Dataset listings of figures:
::::
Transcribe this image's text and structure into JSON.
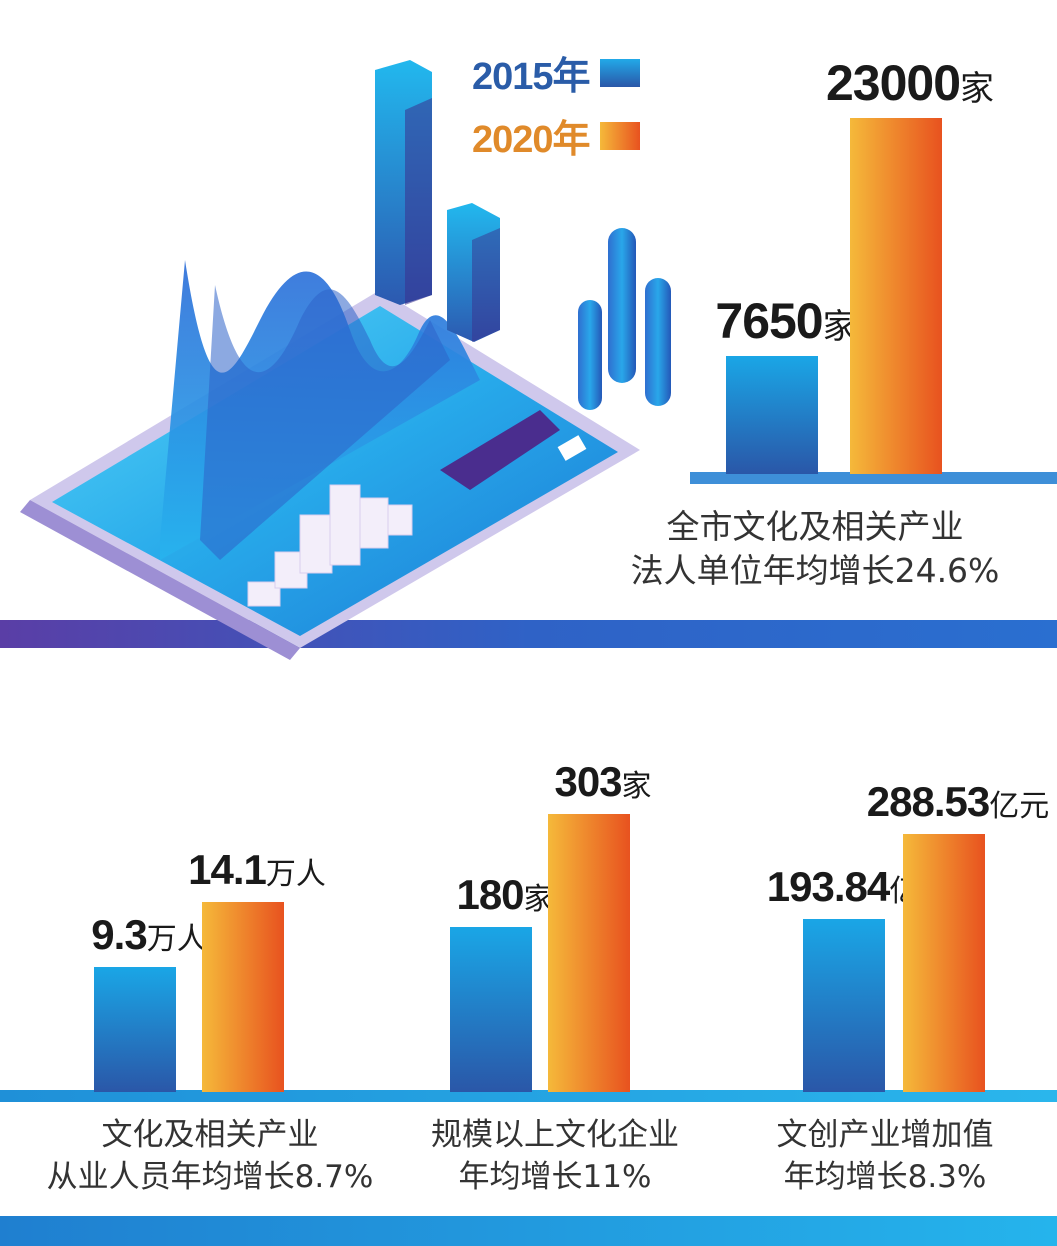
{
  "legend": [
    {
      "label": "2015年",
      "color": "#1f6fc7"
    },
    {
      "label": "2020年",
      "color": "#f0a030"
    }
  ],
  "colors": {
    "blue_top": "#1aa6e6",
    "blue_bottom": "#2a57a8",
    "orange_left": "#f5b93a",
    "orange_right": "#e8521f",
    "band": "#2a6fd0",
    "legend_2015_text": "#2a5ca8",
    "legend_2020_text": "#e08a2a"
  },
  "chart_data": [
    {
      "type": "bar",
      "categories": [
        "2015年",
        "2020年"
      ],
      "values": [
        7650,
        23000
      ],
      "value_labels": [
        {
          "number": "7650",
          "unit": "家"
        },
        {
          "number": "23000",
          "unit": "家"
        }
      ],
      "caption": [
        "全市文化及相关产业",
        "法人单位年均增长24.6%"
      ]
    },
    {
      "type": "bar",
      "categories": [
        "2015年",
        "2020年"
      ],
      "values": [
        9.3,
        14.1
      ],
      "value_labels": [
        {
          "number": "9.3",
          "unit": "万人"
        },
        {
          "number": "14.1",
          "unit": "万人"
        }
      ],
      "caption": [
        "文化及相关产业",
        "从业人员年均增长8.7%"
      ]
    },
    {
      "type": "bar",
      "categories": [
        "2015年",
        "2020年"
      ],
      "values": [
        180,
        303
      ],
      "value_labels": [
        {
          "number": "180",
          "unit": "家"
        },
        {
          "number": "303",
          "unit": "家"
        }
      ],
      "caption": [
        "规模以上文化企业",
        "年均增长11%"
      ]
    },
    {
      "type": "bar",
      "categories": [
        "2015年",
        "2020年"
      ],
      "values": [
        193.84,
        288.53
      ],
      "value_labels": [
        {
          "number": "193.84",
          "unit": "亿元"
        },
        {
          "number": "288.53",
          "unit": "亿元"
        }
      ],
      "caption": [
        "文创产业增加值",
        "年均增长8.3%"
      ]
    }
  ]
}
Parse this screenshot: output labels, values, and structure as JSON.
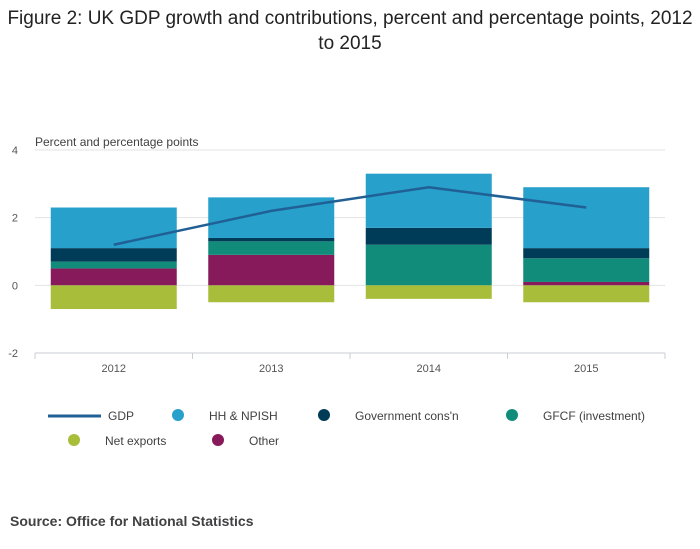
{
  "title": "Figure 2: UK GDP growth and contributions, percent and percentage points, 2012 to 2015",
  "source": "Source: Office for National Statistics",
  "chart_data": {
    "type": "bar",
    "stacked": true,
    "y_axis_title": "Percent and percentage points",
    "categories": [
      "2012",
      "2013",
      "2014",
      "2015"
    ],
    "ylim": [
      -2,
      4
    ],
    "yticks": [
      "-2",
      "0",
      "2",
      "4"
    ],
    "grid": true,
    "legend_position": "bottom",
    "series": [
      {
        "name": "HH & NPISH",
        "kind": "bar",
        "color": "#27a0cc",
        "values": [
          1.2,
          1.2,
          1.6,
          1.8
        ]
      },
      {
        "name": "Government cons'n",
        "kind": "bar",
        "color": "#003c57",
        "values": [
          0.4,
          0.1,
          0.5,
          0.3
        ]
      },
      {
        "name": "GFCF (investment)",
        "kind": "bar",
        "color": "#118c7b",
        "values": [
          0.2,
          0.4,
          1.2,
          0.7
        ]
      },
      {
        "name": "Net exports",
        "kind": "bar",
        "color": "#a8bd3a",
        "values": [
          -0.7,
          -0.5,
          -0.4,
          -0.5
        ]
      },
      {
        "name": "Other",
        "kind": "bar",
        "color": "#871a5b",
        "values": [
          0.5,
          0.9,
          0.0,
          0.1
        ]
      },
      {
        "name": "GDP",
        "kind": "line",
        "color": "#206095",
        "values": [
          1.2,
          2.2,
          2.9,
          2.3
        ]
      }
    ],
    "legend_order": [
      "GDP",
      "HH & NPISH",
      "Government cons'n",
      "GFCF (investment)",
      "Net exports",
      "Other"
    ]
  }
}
::::
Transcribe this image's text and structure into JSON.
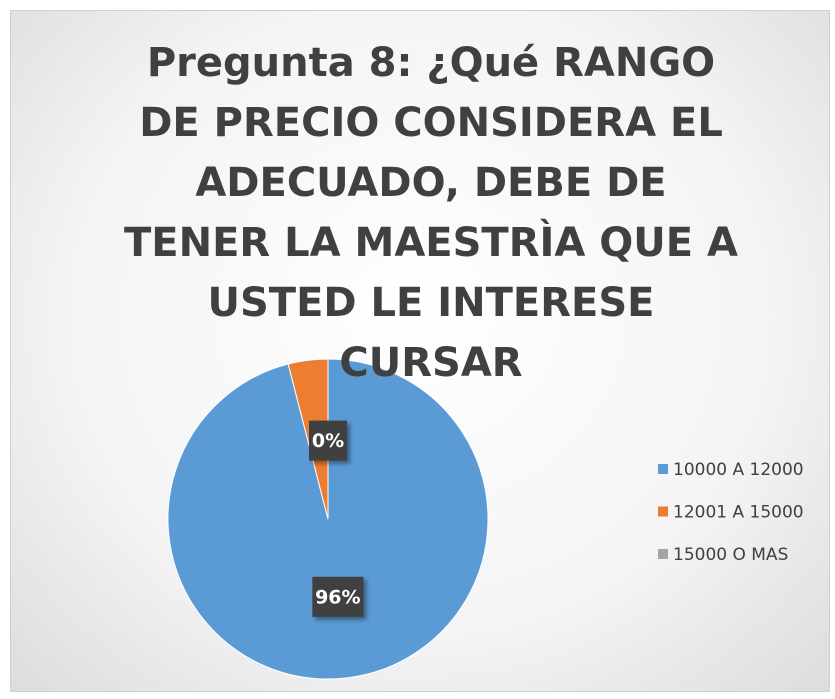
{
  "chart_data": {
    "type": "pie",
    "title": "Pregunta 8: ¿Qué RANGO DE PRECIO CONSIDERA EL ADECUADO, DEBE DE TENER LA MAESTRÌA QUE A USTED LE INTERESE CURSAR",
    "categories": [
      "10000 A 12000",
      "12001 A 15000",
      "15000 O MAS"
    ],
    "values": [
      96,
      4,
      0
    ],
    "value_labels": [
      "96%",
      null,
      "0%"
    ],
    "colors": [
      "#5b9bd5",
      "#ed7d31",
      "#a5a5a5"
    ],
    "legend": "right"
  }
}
::::
■ **Given task**:
Pull out all lines in the data above that include "Government".

■ **The reply**:
        "name": "Government cons'n",
      "Government cons'n",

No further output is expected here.